Written exercise – All of the data below must be repeated exactly.

Material provided –
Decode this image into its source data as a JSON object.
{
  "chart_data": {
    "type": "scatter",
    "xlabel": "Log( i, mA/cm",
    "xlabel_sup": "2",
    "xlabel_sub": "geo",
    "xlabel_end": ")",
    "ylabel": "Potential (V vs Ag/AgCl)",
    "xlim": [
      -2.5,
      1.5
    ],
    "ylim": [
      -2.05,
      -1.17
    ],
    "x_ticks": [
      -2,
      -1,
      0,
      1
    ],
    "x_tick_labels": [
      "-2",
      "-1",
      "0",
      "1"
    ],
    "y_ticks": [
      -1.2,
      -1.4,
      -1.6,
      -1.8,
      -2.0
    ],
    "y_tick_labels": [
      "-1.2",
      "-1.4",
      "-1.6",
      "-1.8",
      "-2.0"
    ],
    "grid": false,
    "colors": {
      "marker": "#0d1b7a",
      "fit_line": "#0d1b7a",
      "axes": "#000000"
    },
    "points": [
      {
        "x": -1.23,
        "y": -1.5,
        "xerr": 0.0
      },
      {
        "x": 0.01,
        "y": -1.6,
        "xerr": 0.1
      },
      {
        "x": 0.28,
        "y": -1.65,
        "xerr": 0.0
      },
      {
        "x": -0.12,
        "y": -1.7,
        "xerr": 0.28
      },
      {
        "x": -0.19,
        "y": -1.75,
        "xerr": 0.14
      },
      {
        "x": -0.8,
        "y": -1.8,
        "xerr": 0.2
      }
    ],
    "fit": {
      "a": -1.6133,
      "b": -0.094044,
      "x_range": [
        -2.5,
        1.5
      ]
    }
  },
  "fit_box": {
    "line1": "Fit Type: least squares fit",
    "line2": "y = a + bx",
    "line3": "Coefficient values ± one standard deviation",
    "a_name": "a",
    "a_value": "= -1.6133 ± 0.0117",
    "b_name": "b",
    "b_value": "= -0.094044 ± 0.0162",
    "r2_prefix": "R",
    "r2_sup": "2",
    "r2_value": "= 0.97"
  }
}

Answer to this task –
Decode this image into its source data as a JSON object.
{
  "chart_data": {
    "type": "scatter",
    "xlabel": "Log( i, mA/cm",
    "xlabel_sup": "2",
    "xlabel_sub": "geo",
    "xlabel_end": ")",
    "ylabel": "Potential (V vs Ag/AgCl)",
    "xlim": [
      -2.5,
      1.5
    ],
    "ylim": [
      -2.05,
      -1.17
    ],
    "x_ticks": [
      -2,
      -1,
      0,
      1
    ],
    "x_tick_labels": [
      "-2",
      "-1",
      "0",
      "1"
    ],
    "y_ticks": [
      -1.2,
      -1.4,
      -1.6,
      -1.8,
      -2.0
    ],
    "y_tick_labels": [
      "-1.2",
      "-1.4",
      "-1.6",
      "-1.8",
      "-2.0"
    ],
    "grid": false,
    "colors": {
      "marker": "#0d1b7a",
      "fit_line": "#0d1b7a",
      "axes": "#000000"
    },
    "points": [
      {
        "x": -1.23,
        "y": -1.5,
        "xerr": 0.0
      },
      {
        "x": 0.01,
        "y": -1.6,
        "xerr": 0.1
      },
      {
        "x": 0.28,
        "y": -1.65,
        "xerr": 0.0
      },
      {
        "x": -0.12,
        "y": -1.7,
        "xerr": 0.28
      },
      {
        "x": -0.19,
        "y": -1.75,
        "xerr": 0.14
      },
      {
        "x": -0.8,
        "y": -1.8,
        "xerr": 0.2
      }
    ],
    "fit": {
      "a": -1.6133,
      "b": -0.094044,
      "x_range": [
        -2.5,
        1.5
      ]
    }
  },
  "fit_box": {
    "line1": "Fit Type: least squares fit",
    "line2": "y = a + bx",
    "line3": "Coefficient values ± one standard deviation",
    "a_name": "a",
    "a_value": "= -1.6133 ± 0.0117",
    "b_name": "b",
    "b_value": "= -0.094044 ± 0.0162",
    "r2_prefix": "R",
    "r2_sup": "2",
    "r2_value": "= 0.97"
  }
}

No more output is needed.